Quote all of the entries word for word.

__Supplied material__:
=-=-=-=-=
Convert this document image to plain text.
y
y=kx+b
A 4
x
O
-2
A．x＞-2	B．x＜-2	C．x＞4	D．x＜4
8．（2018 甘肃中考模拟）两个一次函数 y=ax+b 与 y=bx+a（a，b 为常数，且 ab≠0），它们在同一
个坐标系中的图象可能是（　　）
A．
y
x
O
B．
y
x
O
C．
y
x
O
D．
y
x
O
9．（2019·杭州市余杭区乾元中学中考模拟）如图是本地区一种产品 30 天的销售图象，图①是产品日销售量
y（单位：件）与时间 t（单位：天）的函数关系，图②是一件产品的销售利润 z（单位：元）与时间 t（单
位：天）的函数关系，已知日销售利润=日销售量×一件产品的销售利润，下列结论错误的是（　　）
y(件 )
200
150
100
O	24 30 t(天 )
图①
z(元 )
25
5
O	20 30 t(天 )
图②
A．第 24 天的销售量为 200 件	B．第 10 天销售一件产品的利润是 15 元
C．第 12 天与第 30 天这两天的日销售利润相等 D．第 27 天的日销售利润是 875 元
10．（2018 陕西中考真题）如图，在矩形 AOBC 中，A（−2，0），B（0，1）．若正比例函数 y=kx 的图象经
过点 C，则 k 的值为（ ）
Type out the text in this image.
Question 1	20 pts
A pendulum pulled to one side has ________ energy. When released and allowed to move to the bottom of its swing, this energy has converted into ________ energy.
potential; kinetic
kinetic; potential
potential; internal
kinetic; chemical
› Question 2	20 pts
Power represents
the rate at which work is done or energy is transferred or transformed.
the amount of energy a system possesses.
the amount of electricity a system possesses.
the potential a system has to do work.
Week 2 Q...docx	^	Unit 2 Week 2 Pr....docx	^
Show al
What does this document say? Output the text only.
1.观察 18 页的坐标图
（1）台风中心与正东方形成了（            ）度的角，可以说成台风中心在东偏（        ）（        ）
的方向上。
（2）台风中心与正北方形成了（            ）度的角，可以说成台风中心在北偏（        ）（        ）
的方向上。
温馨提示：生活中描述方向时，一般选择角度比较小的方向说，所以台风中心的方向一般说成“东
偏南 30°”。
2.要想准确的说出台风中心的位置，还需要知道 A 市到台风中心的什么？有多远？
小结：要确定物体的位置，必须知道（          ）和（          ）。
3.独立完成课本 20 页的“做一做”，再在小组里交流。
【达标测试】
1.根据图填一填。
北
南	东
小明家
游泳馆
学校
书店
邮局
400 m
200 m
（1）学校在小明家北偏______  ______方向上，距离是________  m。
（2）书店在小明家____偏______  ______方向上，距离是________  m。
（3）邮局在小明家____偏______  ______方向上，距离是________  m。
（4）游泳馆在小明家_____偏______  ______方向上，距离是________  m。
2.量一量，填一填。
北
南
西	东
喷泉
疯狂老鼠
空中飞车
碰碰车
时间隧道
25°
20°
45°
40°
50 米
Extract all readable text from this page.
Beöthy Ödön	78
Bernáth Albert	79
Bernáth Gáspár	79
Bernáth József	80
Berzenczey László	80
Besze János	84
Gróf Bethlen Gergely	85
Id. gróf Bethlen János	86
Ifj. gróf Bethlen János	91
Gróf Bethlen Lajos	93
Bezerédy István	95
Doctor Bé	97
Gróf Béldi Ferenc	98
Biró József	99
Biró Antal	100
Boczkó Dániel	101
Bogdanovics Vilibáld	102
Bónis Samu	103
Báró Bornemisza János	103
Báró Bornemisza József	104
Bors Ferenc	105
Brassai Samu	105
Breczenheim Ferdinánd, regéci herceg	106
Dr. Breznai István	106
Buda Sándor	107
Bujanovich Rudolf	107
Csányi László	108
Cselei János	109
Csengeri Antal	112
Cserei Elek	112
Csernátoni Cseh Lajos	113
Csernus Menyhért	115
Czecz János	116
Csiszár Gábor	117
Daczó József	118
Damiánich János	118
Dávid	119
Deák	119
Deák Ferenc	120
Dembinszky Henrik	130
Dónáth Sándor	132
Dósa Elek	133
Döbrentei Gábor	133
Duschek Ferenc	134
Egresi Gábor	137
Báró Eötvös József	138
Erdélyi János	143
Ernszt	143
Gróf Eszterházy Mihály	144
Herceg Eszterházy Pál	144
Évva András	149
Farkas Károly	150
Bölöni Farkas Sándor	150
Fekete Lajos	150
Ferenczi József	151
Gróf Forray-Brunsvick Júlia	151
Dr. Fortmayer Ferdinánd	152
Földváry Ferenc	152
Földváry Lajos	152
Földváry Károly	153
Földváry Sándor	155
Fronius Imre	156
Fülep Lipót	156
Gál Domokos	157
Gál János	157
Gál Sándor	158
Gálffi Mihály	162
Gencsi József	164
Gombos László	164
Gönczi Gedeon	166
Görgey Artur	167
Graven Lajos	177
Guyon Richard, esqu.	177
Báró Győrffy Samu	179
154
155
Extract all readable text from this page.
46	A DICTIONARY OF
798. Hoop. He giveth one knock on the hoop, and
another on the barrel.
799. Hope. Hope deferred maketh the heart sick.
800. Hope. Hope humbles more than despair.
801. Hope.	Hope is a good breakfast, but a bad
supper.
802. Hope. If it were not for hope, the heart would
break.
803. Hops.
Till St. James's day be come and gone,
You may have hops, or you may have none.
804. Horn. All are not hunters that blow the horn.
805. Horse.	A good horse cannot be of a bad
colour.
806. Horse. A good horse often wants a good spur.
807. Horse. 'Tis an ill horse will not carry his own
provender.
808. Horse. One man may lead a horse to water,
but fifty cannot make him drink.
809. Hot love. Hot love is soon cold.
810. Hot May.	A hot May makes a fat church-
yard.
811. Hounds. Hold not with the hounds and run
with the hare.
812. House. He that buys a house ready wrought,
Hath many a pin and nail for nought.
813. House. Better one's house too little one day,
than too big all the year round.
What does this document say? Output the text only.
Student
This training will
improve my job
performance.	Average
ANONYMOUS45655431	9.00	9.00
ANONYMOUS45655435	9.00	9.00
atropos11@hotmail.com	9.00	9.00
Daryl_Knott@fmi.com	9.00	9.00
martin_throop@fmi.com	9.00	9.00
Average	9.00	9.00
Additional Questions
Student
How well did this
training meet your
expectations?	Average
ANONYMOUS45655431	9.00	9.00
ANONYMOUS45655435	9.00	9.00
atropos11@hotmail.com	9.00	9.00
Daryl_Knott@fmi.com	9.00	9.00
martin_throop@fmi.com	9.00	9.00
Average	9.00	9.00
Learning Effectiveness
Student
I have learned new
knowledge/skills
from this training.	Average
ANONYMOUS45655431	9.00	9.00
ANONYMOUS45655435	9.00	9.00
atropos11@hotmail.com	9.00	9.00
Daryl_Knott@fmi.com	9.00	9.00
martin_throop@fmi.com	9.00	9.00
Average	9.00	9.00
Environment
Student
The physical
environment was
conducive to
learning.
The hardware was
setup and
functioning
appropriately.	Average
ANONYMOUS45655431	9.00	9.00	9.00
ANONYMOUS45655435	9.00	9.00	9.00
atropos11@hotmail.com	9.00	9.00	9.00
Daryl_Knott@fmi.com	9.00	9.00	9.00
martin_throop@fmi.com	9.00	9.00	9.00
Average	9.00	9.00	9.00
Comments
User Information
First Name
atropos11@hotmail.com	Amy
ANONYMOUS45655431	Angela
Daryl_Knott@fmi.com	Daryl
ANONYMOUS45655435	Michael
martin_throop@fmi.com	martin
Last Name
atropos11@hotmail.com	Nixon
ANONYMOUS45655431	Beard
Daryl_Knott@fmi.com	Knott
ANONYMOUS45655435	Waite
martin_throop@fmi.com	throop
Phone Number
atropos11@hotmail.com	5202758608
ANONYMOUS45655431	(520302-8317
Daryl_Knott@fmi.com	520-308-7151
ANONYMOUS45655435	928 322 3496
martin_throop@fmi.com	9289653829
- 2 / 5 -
=-=-=-=-=
__Solved problem__:
Convert this document image to plain text.
y
y=kx+b
A 4
x
O
-2
A．x＞-2	B．x＜-2	C．x＞4	D．x＜4
8．（2018 甘肃中考模拟）两个一次函数 y=ax+b 与 y=bx+a（a，b 为常数，且 ab≠0），它们在同一
个坐标系中的图象可能是（　　）
A．
y
x
O
B．
y
x
O
C．
y
x
O
D．
y
x
O
9．（2019·杭州市余杭区乾元中学中考模拟）如图是本地区一种产品 30 天的销售图象，图①是产品日销售量
y（单位：件）与时间 t（单位：天）的函数关系，图②是一件产品的销售利润 z（单位：元）与时间 t（单
位：天）的函数关系，已知日销售利润=日销售量×一件产品的销售利润，下列结论错误的是（　　）
y(件 )
200
150
100
O	24 30 t(天 )
图①
z(元 )
25
5
O	20 30 t(天 )
图②
A．第 24 天的销售量为 200 件	B．第 10 天销售一件产品的利润是 15 元
C．第 12 天与第 30 天这两天的日销售利润相等 D．第 27 天的日销售利润是 875 元
10．（2018 陕西中考真题）如图，在矩形 AOBC 中，A（−2，0），B（0，1）．若正比例函数 y=kx 的图象经
过点 C，则 k 的值为（ ）
Type out the text in this image.
Question 1	20 pts
A pendulum pulled to one side has ________ energy. When released and allowed to move to the bottom of its swing, this energy has converted into ________ energy.
potential; kinetic
kinetic; potential
potential; internal
kinetic; chemical
› Question 2	20 pts
Power represents
the rate at which work is done or energy is transferred or transformed.
the amount of energy a system possesses.
the amount of electricity a system possesses.
the potential a system has to do work.
Week 2 Q...docx	^	Unit 2 Week 2 Pr....docx	^
Show al
What does this document say? Output the text only.
1.观察 18 页的坐标图
（1）台风中心与正东方形成了（            ）度的角，可以说成台风中心在东偏（        ）（        ）
的方向上。
（2）台风中心与正北方形成了（            ）度的角，可以说成台风中心在北偏（        ）（        ）
的方向上。
温馨提示：生活中描述方向时，一般选择角度比较小的方向说，所以台风中心的方向一般说成“东
偏南 30°”。
2.要想准确的说出台风中心的位置，还需要知道 A 市到台风中心的什么？有多远？
小结：要确定物体的位置，必须知道（          ）和（          ）。
3.独立完成课本 20 页的“做一做”，再在小组里交流。
【达标测试】
1.根据图填一填。
北
南	东
小明家
游泳馆
学校
书店
邮局
400 m
200 m
（1）学校在小明家北偏______  ______方向上，距离是________  m。
（2）书店在小明家____偏______  ______方向上，距离是________  m。
（3）邮局在小明家____偏______  ______方向上，距离是________  m。
（4）游泳馆在小明家_____偏______  ______方向上，距离是________  m。
2.量一量，填一填。
北
南
西	东
喷泉
疯狂老鼠
空中飞车
碰碰车
时间隧道
25°
20°
45°
40°
50 米
Extract all readable text from this page.
Beöthy Ödön	78
Bernáth Albert	79
Bernáth Gáspár	79
Bernáth József	80
Berzenczey László	80
Besze János	84
Gróf Bethlen Gergely	85
Id. gróf Bethlen János	86
Ifj. gróf Bethlen János	91
Gróf Bethlen Lajos	93
Bezerédy István	95
Doctor Bé	97
Gróf Béldi Ferenc	98
Biró József	99
Biró Antal	100
Boczkó Dániel	101
Bogdanovics Vilibáld	102
Bónis Samu	103
Báró Bornemisza János	103
Báró Bornemisza József	104
Bors Ferenc	105
Brassai Samu	105
Breczenheim Ferdinánd, regéci herceg	106
Dr. Breznai István	106
Buda Sándor	107
Bujanovich Rudolf	107
Csányi László	108
Cselei János	109
Csengeri Antal	112
Cserei Elek	112
Csernátoni Cseh Lajos	113
Csernus Menyhért	115
Czecz János	116
Csiszár Gábor	117
Daczó József	118
Damiánich János	118
Dávid	119
Deák	119
Deák Ferenc	120
Dembinszky Henrik	130
Dónáth Sándor	132
Dósa Elek	133
Döbrentei Gábor	133
Duschek Ferenc	134
Egresi Gábor	137
Báró Eötvös József	138
Erdélyi János	143
Ernszt	143
Gróf Eszterházy Mihály	144
Herceg Eszterházy Pál	144
Évva András	149
Farkas Károly	150
Bölöni Farkas Sándor	150
Fekete Lajos	150
Ferenczi József	151
Gróf Forray-Brunsvick Júlia	151
Dr. Fortmayer Ferdinánd	152
Földváry Ferenc	152
Földváry Lajos	152
Földváry Károly	153
Földváry Sándor	155
Fronius Imre	156
Fülep Lipót	156
Gál Domokos	157
Gál János	157
Gál Sándor	158
Gálffi Mihály	162
Gencsi József	164
Gombos László	164
Gönczi Gedeon	166
Görgey Artur	167
Graven Lajos	177
Guyon Richard, esqu.	177
Báró Győrffy Samu	179
154
155
Extract all readable text from this page.
46	A DICTIONARY OF
798. Hoop. He giveth one knock on the hoop, and
another on the barrel.
799. Hope. Hope deferred maketh the heart sick.
800. Hope. Hope humbles more than despair.
801. Hope.	Hope is a good breakfast, but a bad
supper.
802. Hope. If it were not for hope, the heart would
break.
803. Hops.
Till St. James's day be come and gone,
You may have hops, or you may have none.
804. Horn. All are not hunters that blow the horn.
805. Horse.	A good horse cannot be of a bad
colour.
806. Horse. A good horse often wants a good spur.
807. Horse. 'Tis an ill horse will not carry his own
provender.
808. Horse. One man may lead a horse to water,
but fifty cannot make him drink.
809. Hot love. Hot love is soon cold.
810. Hot May.	A hot May makes a fat church-
yard.
811. Hounds. Hold not with the hounds and run
with the hare.
812. House. He that buys a house ready wrought,
Hath many a pin and nail for nought.
813. House. Better one's house too little one day,
than too big all the year round.
What does this document say? Output the text only.
Student
This training will
improve my job
performance.	Average
ANONYMOUS45655431	9.00	9.00
ANONYMOUS45655435	9.00	9.00
atropos11@hotmail.com	9.00	9.00
Daryl_Knott@fmi.com	9.00	9.00
martin_throop@fmi.com	9.00	9.00
Average	9.00	9.00
Additional Questions
Student
How well did this
training meet your
expectations?	Average
ANONYMOUS45655431	9.00	9.00
ANONYMOUS45655435	9.00	9.00
atropos11@hotmail.com	9.00	9.00
Daryl_Knott@fmi.com	9.00	9.00
martin_throop@fmi.com	9.00	9.00
Average	9.00	9.00
Learning Effectiveness
Student
I have learned new
knowledge/skills
from this training.	Average
ANONYMOUS45655431	9.00	9.00
ANONYMOUS45655435	9.00	9.00
atropos11@hotmail.com	9.00	9.00
Daryl_Knott@fmi.com	9.00	9.00
martin_throop@fmi.com	9.00	9.00
Average	9.00	9.00
Environment
Student
The physical
environment was
conducive to
learning.
The hardware was
setup and
functioning
appropriately.	Average
ANONYMOUS45655431	9.00	9.00	9.00
ANONYMOUS45655435	9.00	9.00	9.00
atropos11@hotmail.com	9.00	9.00	9.00
Daryl_Knott@fmi.com	9.00	9.00	9.00
martin_throop@fmi.com	9.00	9.00	9.00
Average	9.00	9.00	9.00
Comments
User Information
First Name
atropos11@hotmail.com	Amy
ANONYMOUS45655431	Angela
Daryl_Knott@fmi.com	Daryl
ANONYMOUS45655435	Michael
martin_throop@fmi.com	martin
Last Name
atropos11@hotmail.com	Nixon
ANONYMOUS45655431	Beard
Daryl_Knott@fmi.com	Knott
ANONYMOUS45655435	Waite
martin_throop@fmi.com	throop
Phone Number
atropos11@hotmail.com	5202758608
ANONYMOUS45655431	(520302-8317
Daryl_Knott@fmi.com	520-308-7151
ANONYMOUS45655435	928 322 3496
martin_throop@fmi.com	9289653829
- 2 / 5 -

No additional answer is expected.